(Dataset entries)
══════
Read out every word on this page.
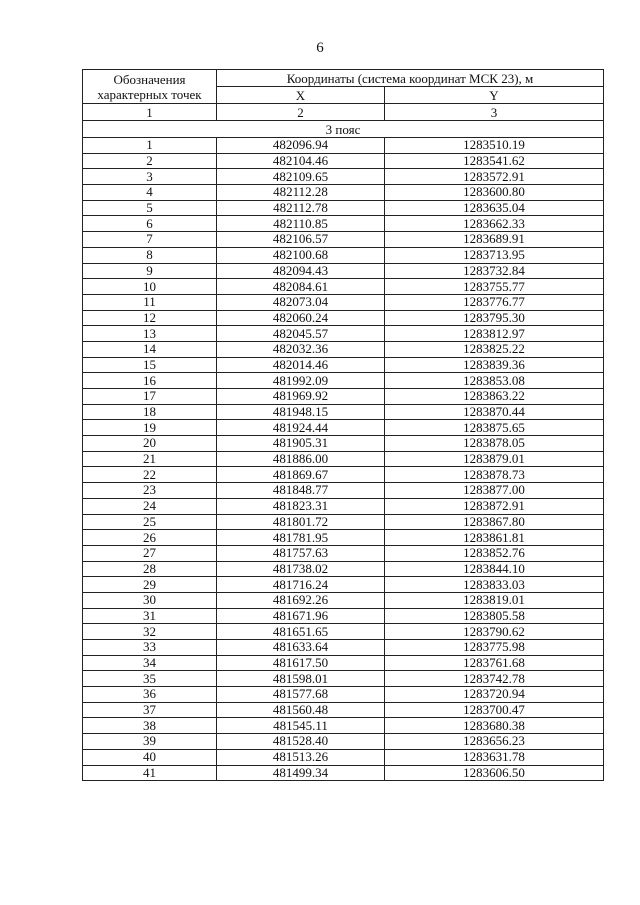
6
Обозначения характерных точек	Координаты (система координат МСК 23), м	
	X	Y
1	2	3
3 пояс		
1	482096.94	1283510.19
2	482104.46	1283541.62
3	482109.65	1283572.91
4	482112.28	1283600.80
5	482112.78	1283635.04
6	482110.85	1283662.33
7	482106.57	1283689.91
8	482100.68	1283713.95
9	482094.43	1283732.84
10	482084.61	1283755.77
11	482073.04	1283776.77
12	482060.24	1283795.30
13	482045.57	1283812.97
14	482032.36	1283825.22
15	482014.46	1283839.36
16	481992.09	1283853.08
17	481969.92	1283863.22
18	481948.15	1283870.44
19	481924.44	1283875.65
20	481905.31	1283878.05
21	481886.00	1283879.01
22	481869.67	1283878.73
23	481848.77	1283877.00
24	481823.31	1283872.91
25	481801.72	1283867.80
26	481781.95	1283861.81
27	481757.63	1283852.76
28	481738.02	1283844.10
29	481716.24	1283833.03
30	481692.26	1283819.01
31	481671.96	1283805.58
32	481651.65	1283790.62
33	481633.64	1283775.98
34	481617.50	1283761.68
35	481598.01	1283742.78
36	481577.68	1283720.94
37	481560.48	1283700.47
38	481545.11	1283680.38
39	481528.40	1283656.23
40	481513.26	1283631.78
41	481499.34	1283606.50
══════
# Directive
Copy every line of the data word for word, omitting the images.

# Task solution
Read out every word on this page.
6
Обозначения характерных точек	Координаты (система координат МСК 23), м	
	X	Y
1	2	3
3 пояс		
1	482096.94	1283510.19
2	482104.46	1283541.62
3	482109.65	1283572.91
4	482112.28	1283600.80
5	482112.78	1283635.04
6	482110.85	1283662.33
7	482106.57	1283689.91
8	482100.68	1283713.95
9	482094.43	1283732.84
10	482084.61	1283755.77
11	482073.04	1283776.77
12	482060.24	1283795.30
13	482045.57	1283812.97
14	482032.36	1283825.22
15	482014.46	1283839.36
16	481992.09	1283853.08
17	481969.92	1283863.22
18	481948.15	1283870.44
19	481924.44	1283875.65
20	481905.31	1283878.05
21	481886.00	1283879.01
22	481869.67	1283878.73
23	481848.77	1283877.00
24	481823.31	1283872.91
25	481801.72	1283867.80
26	481781.95	1283861.81
27	481757.63	1283852.76
28	481738.02	1283844.10
29	481716.24	1283833.03
30	481692.26	1283819.01
31	481671.96	1283805.58
32	481651.65	1283790.62
33	481633.64	1283775.98
34	481617.50	1283761.68
35	481598.01	1283742.78
36	481577.68	1283720.94
37	481560.48	1283700.47
38	481545.11	1283680.38
39	481528.40	1283656.23
40	481513.26	1283631.78
41	481499.34	1283606.50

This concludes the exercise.